Directions: Output every entry exactly as written, but omit the pictures.

Stored entries:
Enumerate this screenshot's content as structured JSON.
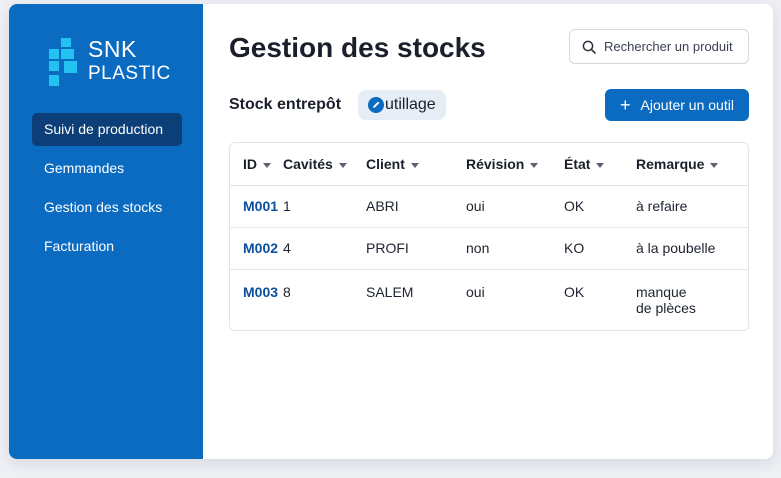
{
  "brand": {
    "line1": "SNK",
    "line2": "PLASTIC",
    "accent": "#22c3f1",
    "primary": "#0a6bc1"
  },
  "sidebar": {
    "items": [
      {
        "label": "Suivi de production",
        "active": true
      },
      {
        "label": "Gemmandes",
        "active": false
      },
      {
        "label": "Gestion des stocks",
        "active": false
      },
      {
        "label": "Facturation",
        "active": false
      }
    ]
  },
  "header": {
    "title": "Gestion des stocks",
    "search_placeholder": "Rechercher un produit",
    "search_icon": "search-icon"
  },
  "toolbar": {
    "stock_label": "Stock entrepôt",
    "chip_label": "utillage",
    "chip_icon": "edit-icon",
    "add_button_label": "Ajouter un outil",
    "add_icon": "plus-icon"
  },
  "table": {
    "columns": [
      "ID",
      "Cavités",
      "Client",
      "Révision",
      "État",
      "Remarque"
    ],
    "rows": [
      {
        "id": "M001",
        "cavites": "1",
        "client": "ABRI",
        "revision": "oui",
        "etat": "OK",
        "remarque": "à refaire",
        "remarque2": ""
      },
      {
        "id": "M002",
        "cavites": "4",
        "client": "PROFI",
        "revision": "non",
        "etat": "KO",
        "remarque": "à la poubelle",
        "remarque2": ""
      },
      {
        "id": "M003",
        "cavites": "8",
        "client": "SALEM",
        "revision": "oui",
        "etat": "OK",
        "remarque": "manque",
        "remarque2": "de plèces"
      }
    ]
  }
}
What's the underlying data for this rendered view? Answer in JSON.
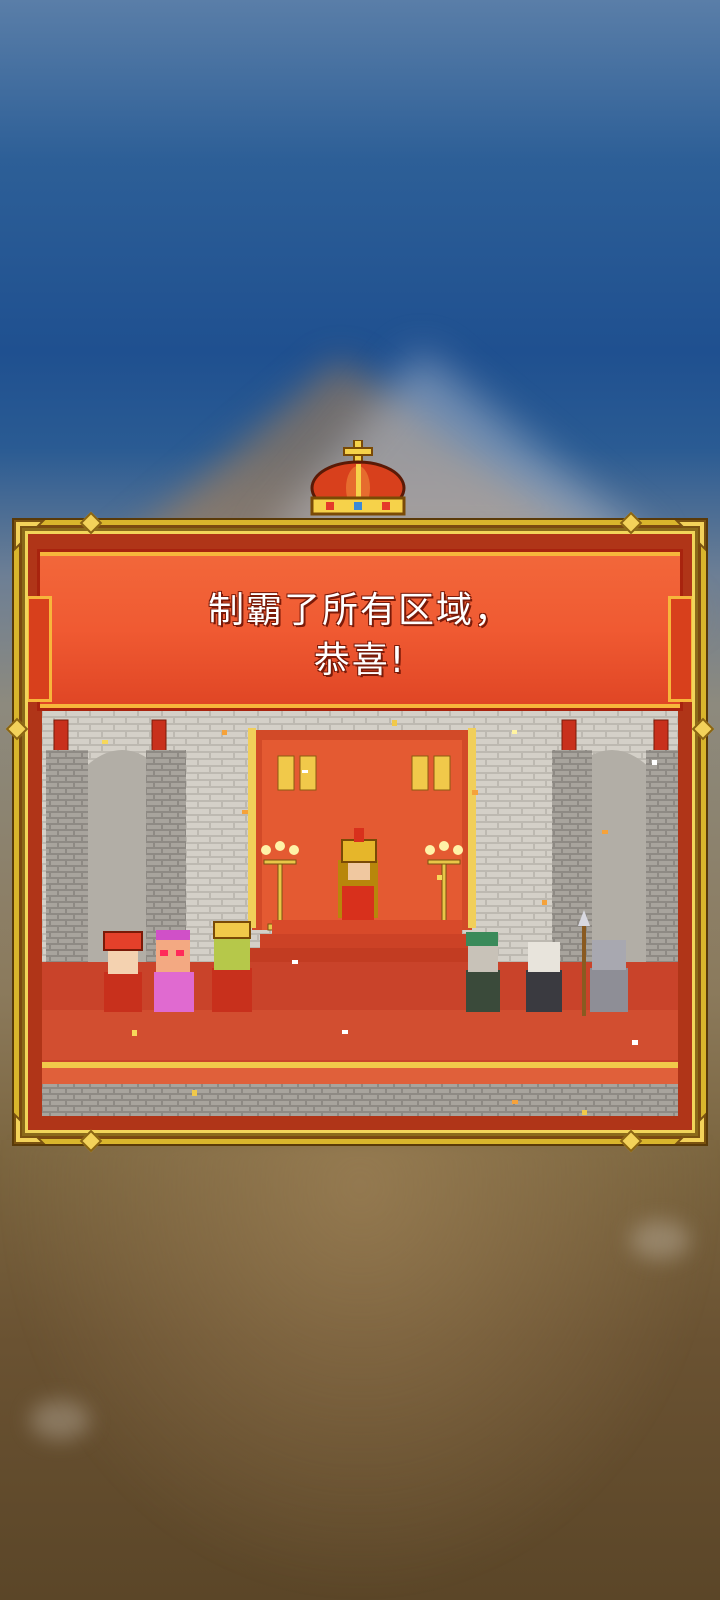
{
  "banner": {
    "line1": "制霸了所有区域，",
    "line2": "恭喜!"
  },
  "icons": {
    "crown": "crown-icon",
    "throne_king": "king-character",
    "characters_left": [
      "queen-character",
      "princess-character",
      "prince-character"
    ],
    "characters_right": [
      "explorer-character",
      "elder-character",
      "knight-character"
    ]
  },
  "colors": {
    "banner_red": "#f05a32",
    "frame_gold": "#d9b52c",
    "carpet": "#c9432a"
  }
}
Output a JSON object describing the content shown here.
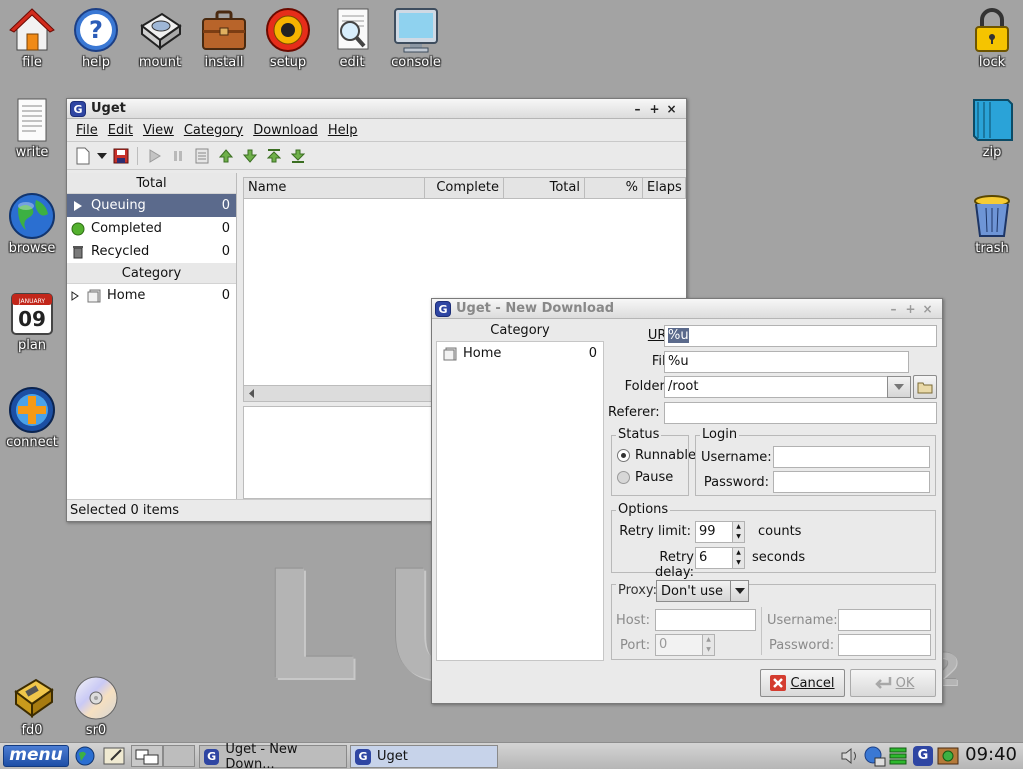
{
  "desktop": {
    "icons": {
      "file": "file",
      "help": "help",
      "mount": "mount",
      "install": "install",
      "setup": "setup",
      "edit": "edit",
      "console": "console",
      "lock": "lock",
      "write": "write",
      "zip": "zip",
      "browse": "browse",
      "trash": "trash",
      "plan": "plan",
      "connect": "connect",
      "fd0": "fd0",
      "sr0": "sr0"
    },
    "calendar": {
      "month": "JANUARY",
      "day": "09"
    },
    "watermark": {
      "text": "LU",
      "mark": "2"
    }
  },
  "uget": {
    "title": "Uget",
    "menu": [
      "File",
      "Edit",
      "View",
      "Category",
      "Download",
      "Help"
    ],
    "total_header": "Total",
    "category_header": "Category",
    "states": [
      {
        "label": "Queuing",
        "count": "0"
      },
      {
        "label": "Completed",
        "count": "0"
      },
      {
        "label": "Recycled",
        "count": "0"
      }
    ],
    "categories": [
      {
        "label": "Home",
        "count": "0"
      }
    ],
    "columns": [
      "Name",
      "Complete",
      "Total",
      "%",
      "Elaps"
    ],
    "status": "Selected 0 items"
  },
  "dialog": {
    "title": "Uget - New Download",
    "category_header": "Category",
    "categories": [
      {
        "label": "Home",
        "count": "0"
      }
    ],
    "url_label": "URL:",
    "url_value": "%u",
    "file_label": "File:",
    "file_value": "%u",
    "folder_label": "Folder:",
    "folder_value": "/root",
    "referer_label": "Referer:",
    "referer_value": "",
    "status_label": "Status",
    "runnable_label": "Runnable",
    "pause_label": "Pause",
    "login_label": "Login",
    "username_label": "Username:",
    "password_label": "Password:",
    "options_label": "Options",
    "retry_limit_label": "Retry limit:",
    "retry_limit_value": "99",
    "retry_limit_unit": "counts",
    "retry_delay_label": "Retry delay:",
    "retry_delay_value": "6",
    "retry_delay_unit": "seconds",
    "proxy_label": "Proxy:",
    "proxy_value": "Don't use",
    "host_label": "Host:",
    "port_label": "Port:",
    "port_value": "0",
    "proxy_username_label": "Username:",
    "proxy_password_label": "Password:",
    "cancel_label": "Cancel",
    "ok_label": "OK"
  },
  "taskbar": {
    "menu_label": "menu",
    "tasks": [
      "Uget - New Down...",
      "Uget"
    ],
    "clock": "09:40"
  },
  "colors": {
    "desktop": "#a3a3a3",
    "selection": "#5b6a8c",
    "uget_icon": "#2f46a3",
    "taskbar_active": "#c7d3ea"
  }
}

Exercise result:
Enumerate this screenshot's content as structured JSON.
{
  "brand": {
    "line1": "SNK",
    "line2": "PLASTIC",
    "accent": "#22c3f1",
    "primary": "#0a6bc1"
  },
  "sidebar": {
    "items": [
      {
        "label": "Suivi de production",
        "active": true
      },
      {
        "label": "Gemmandes",
        "active": false
      },
      {
        "label": "Gestion des stocks",
        "active": false
      },
      {
        "label": "Facturation",
        "active": false
      }
    ]
  },
  "header": {
    "title": "Gestion des stocks",
    "search_placeholder": "Rechercher un produit",
    "search_icon": "search-icon"
  },
  "toolbar": {
    "stock_label": "Stock entrepôt",
    "chip_label": "utillage",
    "chip_icon": "edit-icon",
    "add_button_label": "Ajouter un outil",
    "add_icon": "plus-icon"
  },
  "table": {
    "columns": [
      "ID",
      "Cavités",
      "Client",
      "Révision",
      "État",
      "Remarque"
    ],
    "rows": [
      {
        "id": "M001",
        "cavites": "1",
        "client": "ABRI",
        "revision": "oui",
        "etat": "OK",
        "remarque": "à refaire",
        "remarque2": ""
      },
      {
        "id": "M002",
        "cavites": "4",
        "client": "PROFI",
        "revision": "non",
        "etat": "KO",
        "remarque": "à la poubelle",
        "remarque2": ""
      },
      {
        "id": "M003",
        "cavites": "8",
        "client": "SALEM",
        "revision": "oui",
        "etat": "OK",
        "remarque": "manque",
        "remarque2": "de plèces"
      }
    ]
  }
}
What's the underlying data for this rendered view? Answer in JSON.
{
  "banner": {
    "line1": "制霸了所有区域，",
    "line2": "恭喜!"
  },
  "icons": {
    "crown": "crown-icon",
    "throne_king": "king-character",
    "characters_left": [
      "queen-character",
      "princess-character",
      "prince-character"
    ],
    "characters_right": [
      "explorer-character",
      "elder-character",
      "knight-character"
    ]
  },
  "colors": {
    "banner_red": "#f05a32",
    "frame_gold": "#d9b52c",
    "carpet": "#c9432a"
  }
}
Output a JSON object describing the content shown here.
{
  "desktop": {
    "icons": {
      "file": "file",
      "help": "help",
      "mount": "mount",
      "install": "install",
      "setup": "setup",
      "edit": "edit",
      "console": "console",
      "lock": "lock",
      "write": "write",
      "zip": "zip",
      "browse": "browse",
      "trash": "trash",
      "plan": "plan",
      "connect": "connect",
      "fd0": "fd0",
      "sr0": "sr0"
    },
    "calendar": {
      "month": "JANUARY",
      "day": "09"
    },
    "watermark": {
      "text": "LU",
      "mark": "2"
    }
  },
  "uget": {
    "title": "Uget",
    "menu": [
      "File",
      "Edit",
      "View",
      "Category",
      "Download",
      "Help"
    ],
    "total_header": "Total",
    "category_header": "Category",
    "states": [
      {
        "label": "Queuing",
        "count": "0"
      },
      {
        "label": "Completed",
        "count": "0"
      },
      {
        "label": "Recycled",
        "count": "0"
      }
    ],
    "categories": [
      {
        "label": "Home",
        "count": "0"
      }
    ],
    "columns": [
      "Name",
      "Complete",
      "Total",
      "%",
      "Elaps"
    ],
    "status": "Selected 0 items"
  },
  "dialog": {
    "title": "Uget - New Download",
    "category_header": "Category",
    "categories": [
      {
        "label": "Home",
        "count": "0"
      }
    ],
    "url_label": "URL:",
    "url_value": "%u",
    "file_label": "File:",
    "file_value": "%u",
    "folder_label": "Folder:",
    "folder_value": "/root",
    "referer_label": "Referer:",
    "referer_value": "",
    "status_label": "Status",
    "runnable_label": "Runnable",
    "pause_label": "Pause",
    "login_label": "Login",
    "username_label": "Username:",
    "password_label": "Password:",
    "options_label": "Options",
    "retry_limit_label": "Retry limit:",
    "retry_limit_value": "99",
    "retry_limit_unit": "counts",
    "retry_delay_label": "Retry delay:",
    "retry_delay_value": "6",
    "retry_delay_unit": "seconds",
    "proxy_label": "Proxy:",
    "proxy_value": "Don't use",
    "host_label": "Host:",
    "port_label": "Port:",
    "port_value": "0",
    "proxy_username_label": "Username:",
    "proxy_password_label": "Password:",
    "cancel_label": "Cancel",
    "ok_label": "OK"
  },
  "taskbar": {
    "menu_label": "menu",
    "tasks": [
      "Uget - New Down...",
      "Uget"
    ],
    "clock": "09:40"
  },
  "colors": {
    "desktop": "#a3a3a3",
    "selection": "#5b6a8c",
    "uget_icon": "#2f46a3",
    "taskbar_active": "#c7d3ea"
  }
}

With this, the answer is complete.